[Written request]
Go through the lines below and copy each one that holds the string "相对湿度".
--- START OF Items ---
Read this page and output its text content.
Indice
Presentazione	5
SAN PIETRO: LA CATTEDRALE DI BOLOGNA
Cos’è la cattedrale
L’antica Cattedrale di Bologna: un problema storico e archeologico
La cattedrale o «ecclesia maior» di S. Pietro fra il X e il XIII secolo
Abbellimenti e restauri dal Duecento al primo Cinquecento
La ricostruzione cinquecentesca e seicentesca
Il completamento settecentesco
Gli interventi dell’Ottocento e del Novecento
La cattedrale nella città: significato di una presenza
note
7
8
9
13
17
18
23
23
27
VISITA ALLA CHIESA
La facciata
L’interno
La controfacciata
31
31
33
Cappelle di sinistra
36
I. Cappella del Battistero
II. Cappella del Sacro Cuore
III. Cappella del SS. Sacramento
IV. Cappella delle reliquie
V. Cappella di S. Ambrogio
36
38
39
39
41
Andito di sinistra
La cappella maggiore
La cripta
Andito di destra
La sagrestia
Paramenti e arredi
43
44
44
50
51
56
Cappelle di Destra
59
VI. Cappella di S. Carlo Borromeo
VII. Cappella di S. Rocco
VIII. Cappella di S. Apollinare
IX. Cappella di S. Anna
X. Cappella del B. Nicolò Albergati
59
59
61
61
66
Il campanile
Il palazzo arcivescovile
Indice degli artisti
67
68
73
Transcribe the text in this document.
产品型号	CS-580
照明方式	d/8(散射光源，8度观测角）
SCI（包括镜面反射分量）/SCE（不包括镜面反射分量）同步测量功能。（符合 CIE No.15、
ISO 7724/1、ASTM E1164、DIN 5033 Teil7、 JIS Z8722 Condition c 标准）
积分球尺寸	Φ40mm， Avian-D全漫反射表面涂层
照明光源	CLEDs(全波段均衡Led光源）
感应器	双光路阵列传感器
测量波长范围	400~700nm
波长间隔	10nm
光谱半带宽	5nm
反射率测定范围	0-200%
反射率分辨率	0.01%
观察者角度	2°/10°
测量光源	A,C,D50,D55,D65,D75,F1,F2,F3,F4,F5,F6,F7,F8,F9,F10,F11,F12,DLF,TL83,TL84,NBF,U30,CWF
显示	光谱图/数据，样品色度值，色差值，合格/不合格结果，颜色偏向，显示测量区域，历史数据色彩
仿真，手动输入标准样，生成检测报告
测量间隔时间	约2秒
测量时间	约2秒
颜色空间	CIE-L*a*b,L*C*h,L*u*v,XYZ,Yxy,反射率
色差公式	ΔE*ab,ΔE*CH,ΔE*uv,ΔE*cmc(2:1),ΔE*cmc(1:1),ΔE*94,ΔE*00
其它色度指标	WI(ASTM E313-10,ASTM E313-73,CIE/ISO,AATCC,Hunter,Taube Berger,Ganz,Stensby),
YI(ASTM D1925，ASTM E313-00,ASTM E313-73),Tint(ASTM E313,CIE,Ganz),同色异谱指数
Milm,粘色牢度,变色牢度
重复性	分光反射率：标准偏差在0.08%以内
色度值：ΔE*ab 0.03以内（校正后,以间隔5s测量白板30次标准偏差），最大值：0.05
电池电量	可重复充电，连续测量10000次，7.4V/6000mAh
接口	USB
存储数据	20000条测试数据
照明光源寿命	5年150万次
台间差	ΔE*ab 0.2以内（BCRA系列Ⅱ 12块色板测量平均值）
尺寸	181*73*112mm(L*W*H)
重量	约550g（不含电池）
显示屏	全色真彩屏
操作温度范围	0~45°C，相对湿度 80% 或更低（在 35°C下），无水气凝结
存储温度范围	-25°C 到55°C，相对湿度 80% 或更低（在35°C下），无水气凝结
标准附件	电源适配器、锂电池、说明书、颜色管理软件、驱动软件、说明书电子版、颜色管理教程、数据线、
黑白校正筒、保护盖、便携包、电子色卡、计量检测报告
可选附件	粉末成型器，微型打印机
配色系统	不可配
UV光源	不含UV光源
--- END OF Items ---
[Task answer]
操作温度范围	0~45°C，相对湿度 80% 或更低（在 35°C下），无水气凝结
存储温度范围	-25°C 到55°C，相对湿度 80% 或更低（在35°C下），无水气凝结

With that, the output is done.